(Dataset excerpt)
########
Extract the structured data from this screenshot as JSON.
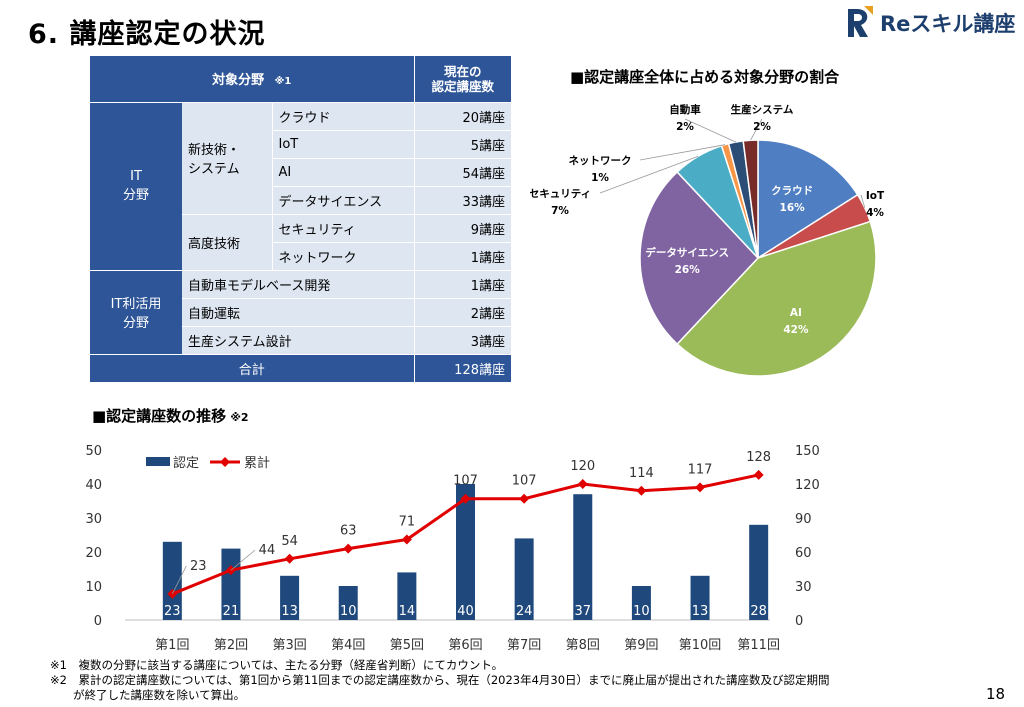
{
  "header": {
    "title": "6. 講座認定の状況",
    "logo_text": "Reスキル講座"
  },
  "table": {
    "header_area": "対象分野",
    "header_area_note": "※1",
    "header_count": [
      "現在の",
      "認定講座数"
    ],
    "it_category": [
      "IT",
      "分野"
    ],
    "it_use_category": [
      "IT利活用",
      "分野"
    ],
    "subgroups": {
      "new_tech": [
        "新技術・",
        "システム"
      ],
      "advanced": "高度技術"
    },
    "rows": [
      {
        "name": "クラウド",
        "count": "20講座"
      },
      {
        "name": "IoT",
        "count": "5講座"
      },
      {
        "name": "AI",
        "count": "54講座"
      },
      {
        "name": "データサイエンス",
        "count": "33講座"
      },
      {
        "name": "セキュリティ",
        "count": "9講座"
      },
      {
        "name": "ネットワーク",
        "count": "1講座"
      },
      {
        "name": "自動車モデルベース開発",
        "count": "1講座"
      },
      {
        "name": "自動運転",
        "count": "2講座"
      },
      {
        "name": "生産システム設計",
        "count": "3講座"
      }
    ],
    "total_label": "合計",
    "total_count": "128講座"
  },
  "pie_title": "■認定講座全体に占める対象分野の割合",
  "bar_title": "■認定講座数の推移",
  "bar_title_note": "※2",
  "chart_data": [
    {
      "type": "pie",
      "title": "■認定講座全体に占める対象分野の割合",
      "labels": [
        "クラウド",
        "IoT",
        "AI",
        "データサイエンス",
        "セキュリティ",
        "ネットワーク",
        "自動車",
        "生産システム"
      ],
      "values": [
        16,
        4,
        42,
        26,
        7,
        1,
        2,
        2
      ],
      "value_labels": [
        "16%",
        "4%",
        "42%",
        "26%",
        "7%",
        "1%",
        "2%",
        "2%"
      ],
      "colors": [
        "#4f7fc2",
        "#c94c4c",
        "#9bbb59",
        "#8064a2",
        "#4bacc6",
        "#f79646",
        "#2c4d75",
        "#772c2a"
      ]
    },
    {
      "type": "bar",
      "title": "■認定講座数の推移",
      "categories": [
        "第1回",
        "第2回",
        "第3回",
        "第4回",
        "第5回",
        "第6回",
        "第7回",
        "第8回",
        "第9回",
        "第10回",
        "第11回"
      ],
      "series": [
        {
          "name": "認定",
          "type": "bar",
          "axis": "left",
          "color": "#1f497d",
          "values": [
            23,
            21,
            13,
            10,
            14,
            40,
            24,
            37,
            10,
            13,
            28
          ]
        },
        {
          "name": "累計",
          "type": "line",
          "axis": "right",
          "color": "#e00000",
          "values": [
            23,
            44,
            54,
            63,
            71,
            107,
            107,
            120,
            114,
            117,
            128
          ]
        }
      ],
      "ylim_left": [
        0,
        50
      ],
      "ylim_right": [
        0,
        150
      ],
      "yticks_left": [
        0,
        10,
        20,
        30,
        40,
        50
      ],
      "yticks_right": [
        0,
        30,
        60,
        90,
        120,
        150
      ],
      "legend": "top-left",
      "grid": false
    }
  ],
  "notes": [
    "※1　複数の分野に該当する講座については、主たる分野（経産省判断）にてカウント。",
    "※2　累計の認定講座数については、第1回から第11回までの認定講座数から、現在（2023年4月30日）までに廃止届が提出された講座数及び認定期間",
    "　　が終了した講座数を除いて算出。"
  ],
  "page_number": "18"
}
########
◆ TASK INSTRUCTIONS
Quote every entry exactly, with the pictures omitted.

◆ TASK RESPONSE
Extract the structured data from this screenshot as JSON.
{
  "header": {
    "title": "6. 講座認定の状況",
    "logo_text": "Reスキル講座"
  },
  "table": {
    "header_area": "対象分野",
    "header_area_note": "※1",
    "header_count": [
      "現在の",
      "認定講座数"
    ],
    "it_category": [
      "IT",
      "分野"
    ],
    "it_use_category": [
      "IT利活用",
      "分野"
    ],
    "subgroups": {
      "new_tech": [
        "新技術・",
        "システム"
      ],
      "advanced": "高度技術"
    },
    "rows": [
      {
        "name": "クラウド",
        "count": "20講座"
      },
      {
        "name": "IoT",
        "count": "5講座"
      },
      {
        "name": "AI",
        "count": "54講座"
      },
      {
        "name": "データサイエンス",
        "count": "33講座"
      },
      {
        "name": "セキュリティ",
        "count": "9講座"
      },
      {
        "name": "ネットワーク",
        "count": "1講座"
      },
      {
        "name": "自動車モデルベース開発",
        "count": "1講座"
      },
      {
        "name": "自動運転",
        "count": "2講座"
      },
      {
        "name": "生産システム設計",
        "count": "3講座"
      }
    ],
    "total_label": "合計",
    "total_count": "128講座"
  },
  "pie_title": "■認定講座全体に占める対象分野の割合",
  "bar_title": "■認定講座数の推移",
  "bar_title_note": "※2",
  "chart_data": [
    {
      "type": "pie",
      "title": "■認定講座全体に占める対象分野の割合",
      "labels": [
        "クラウド",
        "IoT",
        "AI",
        "データサイエンス",
        "セキュリティ",
        "ネットワーク",
        "自動車",
        "生産システム"
      ],
      "values": [
        16,
        4,
        42,
        26,
        7,
        1,
        2,
        2
      ],
      "value_labels": [
        "16%",
        "4%",
        "42%",
        "26%",
        "7%",
        "1%",
        "2%",
        "2%"
      ],
      "colors": [
        "#4f7fc2",
        "#c94c4c",
        "#9bbb59",
        "#8064a2",
        "#4bacc6",
        "#f79646",
        "#2c4d75",
        "#772c2a"
      ]
    },
    {
      "type": "bar",
      "title": "■認定講座数の推移",
      "categories": [
        "第1回",
        "第2回",
        "第3回",
        "第4回",
        "第5回",
        "第6回",
        "第7回",
        "第8回",
        "第9回",
        "第10回",
        "第11回"
      ],
      "series": [
        {
          "name": "認定",
          "type": "bar",
          "axis": "left",
          "color": "#1f497d",
          "values": [
            23,
            21,
            13,
            10,
            14,
            40,
            24,
            37,
            10,
            13,
            28
          ]
        },
        {
          "name": "累計",
          "type": "line",
          "axis": "right",
          "color": "#e00000",
          "values": [
            23,
            44,
            54,
            63,
            71,
            107,
            107,
            120,
            114,
            117,
            128
          ]
        }
      ],
      "ylim_left": [
        0,
        50
      ],
      "ylim_right": [
        0,
        150
      ],
      "yticks_left": [
        0,
        10,
        20,
        30,
        40,
        50
      ],
      "yticks_right": [
        0,
        30,
        60,
        90,
        120,
        150
      ],
      "legend": "top-left",
      "grid": false
    }
  ],
  "notes": [
    "※1　複数の分野に該当する講座については、主たる分野（経産省判断）にてカウント。",
    "※2　累計の認定講座数については、第1回から第11回までの認定講座数から、現在（2023年4月30日）までに廃止届が提出された講座数及び認定期間",
    "　　が終了した講座数を除いて算出。"
  ],
  "page_number": "18"
}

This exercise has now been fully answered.